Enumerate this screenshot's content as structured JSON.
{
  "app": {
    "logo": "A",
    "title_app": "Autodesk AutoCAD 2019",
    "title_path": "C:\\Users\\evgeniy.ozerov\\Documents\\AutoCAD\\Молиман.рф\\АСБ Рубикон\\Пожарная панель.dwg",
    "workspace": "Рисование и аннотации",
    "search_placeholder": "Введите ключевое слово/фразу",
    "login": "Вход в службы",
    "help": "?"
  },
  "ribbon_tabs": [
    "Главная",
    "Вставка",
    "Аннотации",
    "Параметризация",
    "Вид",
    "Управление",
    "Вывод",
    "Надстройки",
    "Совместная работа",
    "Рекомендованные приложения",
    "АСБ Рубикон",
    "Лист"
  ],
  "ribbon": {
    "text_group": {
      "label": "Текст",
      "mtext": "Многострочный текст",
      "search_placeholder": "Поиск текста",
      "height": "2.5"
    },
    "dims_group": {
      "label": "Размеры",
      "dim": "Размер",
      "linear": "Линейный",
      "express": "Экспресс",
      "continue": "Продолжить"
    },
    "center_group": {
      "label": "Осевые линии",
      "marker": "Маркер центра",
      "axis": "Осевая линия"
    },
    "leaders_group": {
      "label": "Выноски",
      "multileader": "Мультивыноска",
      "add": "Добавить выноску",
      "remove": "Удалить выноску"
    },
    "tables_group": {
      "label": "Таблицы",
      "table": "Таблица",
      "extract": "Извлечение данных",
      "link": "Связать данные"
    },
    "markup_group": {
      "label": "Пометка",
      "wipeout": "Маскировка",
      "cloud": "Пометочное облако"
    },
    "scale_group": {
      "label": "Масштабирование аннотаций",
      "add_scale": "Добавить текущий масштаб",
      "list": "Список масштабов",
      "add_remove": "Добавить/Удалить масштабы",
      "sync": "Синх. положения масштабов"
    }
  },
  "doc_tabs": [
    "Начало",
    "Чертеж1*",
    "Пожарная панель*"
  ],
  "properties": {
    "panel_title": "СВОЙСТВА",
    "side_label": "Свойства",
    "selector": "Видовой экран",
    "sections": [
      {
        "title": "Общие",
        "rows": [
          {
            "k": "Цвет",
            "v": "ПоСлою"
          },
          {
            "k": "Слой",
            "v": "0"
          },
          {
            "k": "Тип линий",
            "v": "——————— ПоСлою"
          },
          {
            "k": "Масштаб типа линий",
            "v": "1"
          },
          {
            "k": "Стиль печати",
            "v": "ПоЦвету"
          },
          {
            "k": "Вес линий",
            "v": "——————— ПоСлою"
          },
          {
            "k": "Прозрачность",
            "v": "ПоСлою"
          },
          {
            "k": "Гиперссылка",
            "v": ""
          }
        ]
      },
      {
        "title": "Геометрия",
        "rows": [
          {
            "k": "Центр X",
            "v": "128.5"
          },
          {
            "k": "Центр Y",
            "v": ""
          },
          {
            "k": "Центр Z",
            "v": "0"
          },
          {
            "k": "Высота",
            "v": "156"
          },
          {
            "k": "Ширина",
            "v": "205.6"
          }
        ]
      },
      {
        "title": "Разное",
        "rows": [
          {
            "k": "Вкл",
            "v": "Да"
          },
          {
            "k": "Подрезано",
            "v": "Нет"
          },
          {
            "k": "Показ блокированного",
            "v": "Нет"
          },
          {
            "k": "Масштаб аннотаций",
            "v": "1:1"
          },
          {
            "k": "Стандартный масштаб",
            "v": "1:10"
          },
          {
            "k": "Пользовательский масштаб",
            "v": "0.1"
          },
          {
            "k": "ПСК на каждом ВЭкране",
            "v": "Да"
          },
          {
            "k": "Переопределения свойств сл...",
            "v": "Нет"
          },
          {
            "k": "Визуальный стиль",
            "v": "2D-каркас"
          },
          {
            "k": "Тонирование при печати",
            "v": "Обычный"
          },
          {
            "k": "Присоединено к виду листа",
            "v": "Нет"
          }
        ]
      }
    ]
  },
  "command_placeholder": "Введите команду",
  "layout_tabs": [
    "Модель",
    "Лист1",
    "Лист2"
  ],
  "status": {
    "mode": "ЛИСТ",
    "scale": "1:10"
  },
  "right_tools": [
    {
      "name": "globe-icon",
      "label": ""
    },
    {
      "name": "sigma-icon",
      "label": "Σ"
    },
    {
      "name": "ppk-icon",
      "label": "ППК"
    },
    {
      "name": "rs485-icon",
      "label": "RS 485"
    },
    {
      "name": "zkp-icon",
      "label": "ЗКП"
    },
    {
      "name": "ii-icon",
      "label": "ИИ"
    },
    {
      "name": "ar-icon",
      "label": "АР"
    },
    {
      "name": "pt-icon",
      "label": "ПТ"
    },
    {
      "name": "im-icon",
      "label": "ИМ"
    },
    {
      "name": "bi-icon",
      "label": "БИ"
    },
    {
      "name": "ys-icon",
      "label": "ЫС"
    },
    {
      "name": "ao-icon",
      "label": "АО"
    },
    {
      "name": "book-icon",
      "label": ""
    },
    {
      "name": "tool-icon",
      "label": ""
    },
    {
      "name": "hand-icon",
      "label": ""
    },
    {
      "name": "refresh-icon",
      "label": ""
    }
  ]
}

WHAT THE TASK REQUIRES: Write out every line exactly as it stands.

FINAL RESULT:
Enumerate this screenshot's content as structured JSON.
{
  "app": {
    "logo": "A",
    "title_app": "Autodesk AutoCAD 2019",
    "title_path": "C:\\Users\\evgeniy.ozerov\\Documents\\AutoCAD\\Молиман.рф\\АСБ Рубикон\\Пожарная панель.dwg",
    "workspace": "Рисование и аннотации",
    "search_placeholder": "Введите ключевое слово/фразу",
    "login": "Вход в службы",
    "help": "?"
  },
  "ribbon_tabs": [
    "Главная",
    "Вставка",
    "Аннотации",
    "Параметризация",
    "Вид",
    "Управление",
    "Вывод",
    "Надстройки",
    "Совместная работа",
    "Рекомендованные приложения",
    "АСБ Рубикон",
    "Лист"
  ],
  "ribbon": {
    "text_group": {
      "label": "Текст",
      "mtext": "Многострочный текст",
      "search_placeholder": "Поиск текста",
      "height": "2.5"
    },
    "dims_group": {
      "label": "Размеры",
      "dim": "Размер",
      "linear": "Линейный",
      "express": "Экспресс",
      "continue": "Продолжить"
    },
    "center_group": {
      "label": "Осевые линии",
      "marker": "Маркер центра",
      "axis": "Осевая линия"
    },
    "leaders_group": {
      "label": "Выноски",
      "multileader": "Мультивыноска",
      "add": "Добавить выноску",
      "remove": "Удалить выноску"
    },
    "tables_group": {
      "label": "Таблицы",
      "table": "Таблица",
      "extract": "Извлечение данных",
      "link": "Связать данные"
    },
    "markup_group": {
      "label": "Пометка",
      "wipeout": "Маскировка",
      "cloud": "Пометочное облако"
    },
    "scale_group": {
      "label": "Масштабирование аннотаций",
      "add_scale": "Добавить текущий масштаб",
      "list": "Список масштабов",
      "add_remove": "Добавить/Удалить масштабы",
      "sync": "Синх. положения масштабов"
    }
  },
  "doc_tabs": [
    "Начало",
    "Чертеж1*",
    "Пожарная панель*"
  ],
  "properties": {
    "panel_title": "СВОЙСТВА",
    "side_label": "Свойства",
    "selector": "Видовой экран",
    "sections": [
      {
        "title": "Общие",
        "rows": [
          {
            "k": "Цвет",
            "v": "ПоСлою"
          },
          {
            "k": "Слой",
            "v": "0"
          },
          {
            "k": "Тип линий",
            "v": "——————— ПоСлою"
          },
          {
            "k": "Масштаб типа линий",
            "v": "1"
          },
          {
            "k": "Стиль печати",
            "v": "ПоЦвету"
          },
          {
            "k": "Вес линий",
            "v": "——————— ПоСлою"
          },
          {
            "k": "Прозрачность",
            "v": "ПоСлою"
          },
          {
            "k": "Гиперссылка",
            "v": ""
          }
        ]
      },
      {
        "title": "Геометрия",
        "rows": [
          {
            "k": "Центр X",
            "v": "128.5"
          },
          {
            "k": "Центр Y",
            "v": ""
          },
          {
            "k": "Центр Z",
            "v": "0"
          },
          {
            "k": "Высота",
            "v": "156"
          },
          {
            "k": "Ширина",
            "v": "205.6"
          }
        ]
      },
      {
        "title": "Разное",
        "rows": [
          {
            "k": "Вкл",
            "v": "Да"
          },
          {
            "k": "Подрезано",
            "v": "Нет"
          },
          {
            "k": "Показ блокированного",
            "v": "Нет"
          },
          {
            "k": "Масштаб аннотаций",
            "v": "1:1"
          },
          {
            "k": "Стандартный масштаб",
            "v": "1:10"
          },
          {
            "k": "Пользовательский масштаб",
            "v": "0.1"
          },
          {
            "k": "ПСК на каждом ВЭкране",
            "v": "Да"
          },
          {
            "k": "Переопределения свойств сл...",
            "v": "Нет"
          },
          {
            "k": "Визуальный стиль",
            "v": "2D-каркас"
          },
          {
            "k": "Тонирование при печати",
            "v": "Обычный"
          },
          {
            "k": "Присоединено к виду листа",
            "v": "Нет"
          }
        ]
      }
    ]
  },
  "command_placeholder": "Введите команду",
  "layout_tabs": [
    "Модель",
    "Лист1",
    "Лист2"
  ],
  "status": {
    "mode": "ЛИСТ",
    "scale": "1:10"
  },
  "right_tools": [
    {
      "name": "globe-icon",
      "label": ""
    },
    {
      "name": "sigma-icon",
      "label": "Σ"
    },
    {
      "name": "ppk-icon",
      "label": "ППК"
    },
    {
      "name": "rs485-icon",
      "label": "RS 485"
    },
    {
      "name": "zkp-icon",
      "label": "ЗКП"
    },
    {
      "name": "ii-icon",
      "label": "ИИ"
    },
    {
      "name": "ar-icon",
      "label": "АР"
    },
    {
      "name": "pt-icon",
      "label": "ПТ"
    },
    {
      "name": "im-icon",
      "label": "ИМ"
    },
    {
      "name": "bi-icon",
      "label": "БИ"
    },
    {
      "name": "ys-icon",
      "label": "ЫС"
    },
    {
      "name": "ao-icon",
      "label": "АО"
    },
    {
      "name": "book-icon",
      "label": ""
    },
    {
      "name": "tool-icon",
      "label": ""
    },
    {
      "name": "hand-icon",
      "label": ""
    },
    {
      "name": "refresh-icon",
      "label": ""
    }
  ]
}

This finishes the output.